• [Task goal]:
All of the material below is to be retyped exactly.
··· Entries shown ···
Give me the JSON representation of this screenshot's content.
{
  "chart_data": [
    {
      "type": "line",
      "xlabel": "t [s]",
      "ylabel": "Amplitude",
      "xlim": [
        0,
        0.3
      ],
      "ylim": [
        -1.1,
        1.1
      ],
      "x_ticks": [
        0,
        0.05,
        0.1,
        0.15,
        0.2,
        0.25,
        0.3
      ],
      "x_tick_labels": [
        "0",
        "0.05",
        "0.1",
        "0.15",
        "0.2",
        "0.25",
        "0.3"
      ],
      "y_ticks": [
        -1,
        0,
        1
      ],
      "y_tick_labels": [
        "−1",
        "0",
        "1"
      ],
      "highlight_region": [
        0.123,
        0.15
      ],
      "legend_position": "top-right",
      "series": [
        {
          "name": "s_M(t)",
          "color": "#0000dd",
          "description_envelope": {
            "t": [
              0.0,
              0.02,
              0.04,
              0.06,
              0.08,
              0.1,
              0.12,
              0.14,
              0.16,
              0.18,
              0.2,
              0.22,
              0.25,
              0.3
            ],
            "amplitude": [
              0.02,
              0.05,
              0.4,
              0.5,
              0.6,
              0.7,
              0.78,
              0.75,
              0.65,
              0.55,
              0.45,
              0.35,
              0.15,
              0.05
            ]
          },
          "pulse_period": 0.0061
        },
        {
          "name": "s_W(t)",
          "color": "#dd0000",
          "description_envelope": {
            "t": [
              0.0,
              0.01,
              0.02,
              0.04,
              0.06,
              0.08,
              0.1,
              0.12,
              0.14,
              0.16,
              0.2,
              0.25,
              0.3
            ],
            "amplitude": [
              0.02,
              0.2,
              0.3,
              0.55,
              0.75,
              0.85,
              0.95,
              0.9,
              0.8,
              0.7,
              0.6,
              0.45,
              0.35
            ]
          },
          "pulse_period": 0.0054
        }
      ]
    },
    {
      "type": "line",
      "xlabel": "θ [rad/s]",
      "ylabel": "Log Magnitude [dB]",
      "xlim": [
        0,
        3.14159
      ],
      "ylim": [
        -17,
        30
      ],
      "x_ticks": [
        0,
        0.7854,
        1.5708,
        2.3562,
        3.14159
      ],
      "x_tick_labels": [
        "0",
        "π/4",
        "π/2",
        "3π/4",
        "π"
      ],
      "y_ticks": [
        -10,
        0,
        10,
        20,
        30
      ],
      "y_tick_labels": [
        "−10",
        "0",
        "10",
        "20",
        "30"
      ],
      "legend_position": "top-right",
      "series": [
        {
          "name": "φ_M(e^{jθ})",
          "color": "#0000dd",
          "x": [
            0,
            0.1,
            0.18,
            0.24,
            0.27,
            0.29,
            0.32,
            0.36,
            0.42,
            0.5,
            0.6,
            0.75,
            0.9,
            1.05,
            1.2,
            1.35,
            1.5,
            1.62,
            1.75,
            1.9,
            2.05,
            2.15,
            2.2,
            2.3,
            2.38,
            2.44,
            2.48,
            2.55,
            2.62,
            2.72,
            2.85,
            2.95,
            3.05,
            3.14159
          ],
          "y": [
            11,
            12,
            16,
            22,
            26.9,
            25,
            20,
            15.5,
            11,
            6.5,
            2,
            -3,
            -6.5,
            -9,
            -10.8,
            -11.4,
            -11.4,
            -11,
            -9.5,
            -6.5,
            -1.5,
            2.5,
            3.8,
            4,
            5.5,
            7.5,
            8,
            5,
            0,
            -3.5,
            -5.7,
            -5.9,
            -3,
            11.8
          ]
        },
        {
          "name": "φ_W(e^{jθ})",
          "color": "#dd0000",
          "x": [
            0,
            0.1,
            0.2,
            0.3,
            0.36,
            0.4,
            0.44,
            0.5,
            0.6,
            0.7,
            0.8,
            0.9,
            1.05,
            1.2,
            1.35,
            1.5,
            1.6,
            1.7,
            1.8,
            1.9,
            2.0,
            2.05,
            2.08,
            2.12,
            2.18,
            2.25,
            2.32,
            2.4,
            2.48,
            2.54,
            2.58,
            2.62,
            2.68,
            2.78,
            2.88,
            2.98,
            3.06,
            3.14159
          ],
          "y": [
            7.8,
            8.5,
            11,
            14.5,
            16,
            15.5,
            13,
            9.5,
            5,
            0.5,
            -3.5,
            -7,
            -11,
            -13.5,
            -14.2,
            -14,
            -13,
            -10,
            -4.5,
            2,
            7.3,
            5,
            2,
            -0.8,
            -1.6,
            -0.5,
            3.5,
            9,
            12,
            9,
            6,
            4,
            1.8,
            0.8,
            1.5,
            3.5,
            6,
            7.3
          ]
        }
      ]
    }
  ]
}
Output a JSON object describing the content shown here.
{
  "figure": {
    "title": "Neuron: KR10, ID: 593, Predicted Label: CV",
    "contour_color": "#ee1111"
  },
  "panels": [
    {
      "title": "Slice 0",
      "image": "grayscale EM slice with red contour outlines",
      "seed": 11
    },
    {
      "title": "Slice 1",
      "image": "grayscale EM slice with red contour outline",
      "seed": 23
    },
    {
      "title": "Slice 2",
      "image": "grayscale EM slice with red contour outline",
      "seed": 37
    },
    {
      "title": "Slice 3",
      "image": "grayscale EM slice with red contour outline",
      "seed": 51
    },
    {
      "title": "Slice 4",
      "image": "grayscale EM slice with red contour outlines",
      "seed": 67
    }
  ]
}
···
• [Answer to this task]:
Give me the JSON representation of this screenshot's content.
{
  "chart_data": [
    {
      "type": "line",
      "xlabel": "t [s]",
      "ylabel": "Amplitude",
      "xlim": [
        0,
        0.3
      ],
      "ylim": [
        -1.1,
        1.1
      ],
      "x_ticks": [
        0,
        0.05,
        0.1,
        0.15,
        0.2,
        0.25,
        0.3
      ],
      "x_tick_labels": [
        "0",
        "0.05",
        "0.1",
        "0.15",
        "0.2",
        "0.25",
        "0.3"
      ],
      "y_ticks": [
        -1,
        0,
        1
      ],
      "y_tick_labels": [
        "−1",
        "0",
        "1"
      ],
      "highlight_region": [
        0.123,
        0.15
      ],
      "legend_position": "top-right",
      "series": [
        {
          "name": "s_M(t)",
          "color": "#0000dd",
          "description_envelope": {
            "t": [
              0.0,
              0.02,
              0.04,
              0.06,
              0.08,
              0.1,
              0.12,
              0.14,
              0.16,
              0.18,
              0.2,
              0.22,
              0.25,
              0.3
            ],
            "amplitude": [
              0.02,
              0.05,
              0.4,
              0.5,
              0.6,
              0.7,
              0.78,
              0.75,
              0.65,
              0.55,
              0.45,
              0.35,
              0.15,
              0.05
            ]
          },
          "pulse_period": 0.0061
        },
        {
          "name": "s_W(t)",
          "color": "#dd0000",
          "description_envelope": {
            "t": [
              0.0,
              0.01,
              0.02,
              0.04,
              0.06,
              0.08,
              0.1,
              0.12,
              0.14,
              0.16,
              0.2,
              0.25,
              0.3
            ],
            "amplitude": [
              0.02,
              0.2,
              0.3,
              0.55,
              0.75,
              0.85,
              0.95,
              0.9,
              0.8,
              0.7,
              0.6,
              0.45,
              0.35
            ]
          },
          "pulse_period": 0.0054
        }
      ]
    },
    {
      "type": "line",
      "xlabel": "θ [rad/s]",
      "ylabel": "Log Magnitude [dB]",
      "xlim": [
        0,
        3.14159
      ],
      "ylim": [
        -17,
        30
      ],
      "x_ticks": [
        0,
        0.7854,
        1.5708,
        2.3562,
        3.14159
      ],
      "x_tick_labels": [
        "0",
        "π/4",
        "π/2",
        "3π/4",
        "π"
      ],
      "y_ticks": [
        -10,
        0,
        10,
        20,
        30
      ],
      "y_tick_labels": [
        "−10",
        "0",
        "10",
        "20",
        "30"
      ],
      "legend_position": "top-right",
      "series": [
        {
          "name": "φ_M(e^{jθ})",
          "color": "#0000dd",
          "x": [
            0,
            0.1,
            0.18,
            0.24,
            0.27,
            0.29,
            0.32,
            0.36,
            0.42,
            0.5,
            0.6,
            0.75,
            0.9,
            1.05,
            1.2,
            1.35,
            1.5,
            1.62,
            1.75,
            1.9,
            2.05,
            2.15,
            2.2,
            2.3,
            2.38,
            2.44,
            2.48,
            2.55,
            2.62,
            2.72,
            2.85,
            2.95,
            3.05,
            3.14159
          ],
          "y": [
            11,
            12,
            16,
            22,
            26.9,
            25,
            20,
            15.5,
            11,
            6.5,
            2,
            -3,
            -6.5,
            -9,
            -10.8,
            -11.4,
            -11.4,
            -11,
            -9.5,
            -6.5,
            -1.5,
            2.5,
            3.8,
            4,
            5.5,
            7.5,
            8,
            5,
            0,
            -3.5,
            -5.7,
            -5.9,
            -3,
            11.8
          ]
        },
        {
          "name": "φ_W(e^{jθ})",
          "color": "#dd0000",
          "x": [
            0,
            0.1,
            0.2,
            0.3,
            0.36,
            0.4,
            0.44,
            0.5,
            0.6,
            0.7,
            0.8,
            0.9,
            1.05,
            1.2,
            1.35,
            1.5,
            1.6,
            1.7,
            1.8,
            1.9,
            2.0,
            2.05,
            2.08,
            2.12,
            2.18,
            2.25,
            2.32,
            2.4,
            2.48,
            2.54,
            2.58,
            2.62,
            2.68,
            2.78,
            2.88,
            2.98,
            3.06,
            3.14159
          ],
          "y": [
            7.8,
            8.5,
            11,
            14.5,
            16,
            15.5,
            13,
            9.5,
            5,
            0.5,
            -3.5,
            -7,
            -11,
            -13.5,
            -14.2,
            -14,
            -13,
            -10,
            -4.5,
            2,
            7.3,
            5,
            2,
            -0.8,
            -1.6,
            -0.5,
            3.5,
            9,
            12,
            9,
            6,
            4,
            1.8,
            0.8,
            1.5,
            3.5,
            6,
            7.3
          ]
        }
      ]
    }
  ]
}
Output a JSON object describing the content shown here.
{
  "figure": {
    "title": "Neuron: KR10, ID: 593, Predicted Label: CV",
    "contour_color": "#ee1111"
  },
  "panels": [
    {
      "title": "Slice 0",
      "image": "grayscale EM slice with red contour outlines",
      "seed": 11
    },
    {
      "title": "Slice 1",
      "image": "grayscale EM slice with red contour outline",
      "seed": 23
    },
    {
      "title": "Slice 2",
      "image": "grayscale EM slice with red contour outline",
      "seed": 37
    },
    {
      "title": "Slice 3",
      "image": "grayscale EM slice with red contour outline",
      "seed": 51
    },
    {
      "title": "Slice 4",
      "image": "grayscale EM slice with red contour outlines",
      "seed": 67
    }
  ]
}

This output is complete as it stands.